## DATASET EXCERPTS

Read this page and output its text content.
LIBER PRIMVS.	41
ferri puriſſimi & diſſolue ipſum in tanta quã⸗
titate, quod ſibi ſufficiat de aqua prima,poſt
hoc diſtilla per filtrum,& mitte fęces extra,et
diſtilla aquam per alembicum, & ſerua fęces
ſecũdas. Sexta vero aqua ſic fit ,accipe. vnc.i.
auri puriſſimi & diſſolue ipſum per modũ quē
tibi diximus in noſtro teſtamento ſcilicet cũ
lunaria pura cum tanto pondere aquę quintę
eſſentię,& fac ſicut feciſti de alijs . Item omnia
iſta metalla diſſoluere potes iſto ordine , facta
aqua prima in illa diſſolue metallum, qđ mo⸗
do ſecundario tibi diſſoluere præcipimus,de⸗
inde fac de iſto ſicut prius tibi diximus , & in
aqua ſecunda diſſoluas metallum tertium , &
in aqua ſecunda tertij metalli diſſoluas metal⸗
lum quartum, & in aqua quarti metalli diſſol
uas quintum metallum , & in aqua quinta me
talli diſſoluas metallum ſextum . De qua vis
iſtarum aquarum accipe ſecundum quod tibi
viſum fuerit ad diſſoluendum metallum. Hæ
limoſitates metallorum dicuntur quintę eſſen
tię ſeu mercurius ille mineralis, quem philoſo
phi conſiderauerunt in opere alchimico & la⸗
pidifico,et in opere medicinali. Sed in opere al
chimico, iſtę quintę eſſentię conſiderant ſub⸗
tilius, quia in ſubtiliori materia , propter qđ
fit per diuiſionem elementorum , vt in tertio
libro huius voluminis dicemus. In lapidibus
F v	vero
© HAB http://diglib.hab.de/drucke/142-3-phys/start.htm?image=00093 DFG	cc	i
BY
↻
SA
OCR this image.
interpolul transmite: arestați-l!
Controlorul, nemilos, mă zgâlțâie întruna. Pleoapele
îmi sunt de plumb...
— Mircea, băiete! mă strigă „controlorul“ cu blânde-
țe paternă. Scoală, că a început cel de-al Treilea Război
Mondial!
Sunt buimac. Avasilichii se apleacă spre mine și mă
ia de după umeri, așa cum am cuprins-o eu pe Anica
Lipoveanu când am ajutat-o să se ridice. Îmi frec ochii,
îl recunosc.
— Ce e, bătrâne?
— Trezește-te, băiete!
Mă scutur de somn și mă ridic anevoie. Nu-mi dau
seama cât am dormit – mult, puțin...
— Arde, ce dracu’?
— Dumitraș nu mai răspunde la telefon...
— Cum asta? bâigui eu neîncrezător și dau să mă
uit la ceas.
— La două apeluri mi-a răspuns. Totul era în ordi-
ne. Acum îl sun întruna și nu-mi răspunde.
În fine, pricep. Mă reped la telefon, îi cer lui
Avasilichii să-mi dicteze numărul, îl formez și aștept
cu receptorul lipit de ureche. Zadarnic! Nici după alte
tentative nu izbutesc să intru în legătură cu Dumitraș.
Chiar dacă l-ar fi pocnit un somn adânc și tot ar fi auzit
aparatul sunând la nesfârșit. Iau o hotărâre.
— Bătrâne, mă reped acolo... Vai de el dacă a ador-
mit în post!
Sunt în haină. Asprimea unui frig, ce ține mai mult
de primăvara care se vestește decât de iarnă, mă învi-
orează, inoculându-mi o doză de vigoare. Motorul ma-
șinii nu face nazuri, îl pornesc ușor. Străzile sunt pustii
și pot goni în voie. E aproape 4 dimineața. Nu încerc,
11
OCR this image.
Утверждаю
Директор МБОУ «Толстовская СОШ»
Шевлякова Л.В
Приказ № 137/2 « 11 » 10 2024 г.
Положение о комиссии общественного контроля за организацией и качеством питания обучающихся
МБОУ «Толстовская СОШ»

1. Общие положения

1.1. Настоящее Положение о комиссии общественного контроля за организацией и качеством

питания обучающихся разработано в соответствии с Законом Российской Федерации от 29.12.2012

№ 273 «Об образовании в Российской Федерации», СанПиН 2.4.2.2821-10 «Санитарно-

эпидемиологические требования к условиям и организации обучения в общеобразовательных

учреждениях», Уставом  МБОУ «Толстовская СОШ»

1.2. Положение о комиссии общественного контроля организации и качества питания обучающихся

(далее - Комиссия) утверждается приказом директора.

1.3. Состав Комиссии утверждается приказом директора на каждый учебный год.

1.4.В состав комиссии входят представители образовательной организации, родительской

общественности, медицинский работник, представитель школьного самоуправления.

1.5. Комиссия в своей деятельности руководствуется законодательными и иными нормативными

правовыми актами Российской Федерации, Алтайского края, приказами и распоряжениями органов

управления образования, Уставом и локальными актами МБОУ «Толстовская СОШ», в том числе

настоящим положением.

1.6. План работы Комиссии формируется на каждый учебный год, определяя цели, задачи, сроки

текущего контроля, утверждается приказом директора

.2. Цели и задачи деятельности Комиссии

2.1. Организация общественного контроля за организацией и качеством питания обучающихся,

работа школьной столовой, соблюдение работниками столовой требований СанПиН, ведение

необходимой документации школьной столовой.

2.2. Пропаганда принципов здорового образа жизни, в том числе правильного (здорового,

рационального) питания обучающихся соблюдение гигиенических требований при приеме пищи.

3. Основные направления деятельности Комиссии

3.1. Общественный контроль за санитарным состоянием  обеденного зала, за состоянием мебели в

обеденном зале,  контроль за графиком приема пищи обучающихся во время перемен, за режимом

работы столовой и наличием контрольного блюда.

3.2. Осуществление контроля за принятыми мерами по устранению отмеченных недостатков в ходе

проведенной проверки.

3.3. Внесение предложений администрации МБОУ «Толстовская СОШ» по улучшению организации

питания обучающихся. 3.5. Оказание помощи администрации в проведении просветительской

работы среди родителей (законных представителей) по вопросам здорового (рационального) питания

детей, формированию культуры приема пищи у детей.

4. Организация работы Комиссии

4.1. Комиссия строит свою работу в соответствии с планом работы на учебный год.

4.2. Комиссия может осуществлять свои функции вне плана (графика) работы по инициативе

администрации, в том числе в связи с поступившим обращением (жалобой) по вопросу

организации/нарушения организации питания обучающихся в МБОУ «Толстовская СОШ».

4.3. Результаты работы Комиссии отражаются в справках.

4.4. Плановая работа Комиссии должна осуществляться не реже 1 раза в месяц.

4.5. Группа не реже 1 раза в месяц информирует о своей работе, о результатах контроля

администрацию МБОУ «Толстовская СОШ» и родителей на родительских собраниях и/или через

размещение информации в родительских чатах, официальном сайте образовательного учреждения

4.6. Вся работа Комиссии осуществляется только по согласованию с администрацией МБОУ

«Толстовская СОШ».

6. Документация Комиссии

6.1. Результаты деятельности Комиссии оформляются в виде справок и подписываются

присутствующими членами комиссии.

## WHAT THE TASK ASKS
What is the number of lines in the records above that include the word "opere"? Reply with that number and nothing more.

## TASK ANSWER
2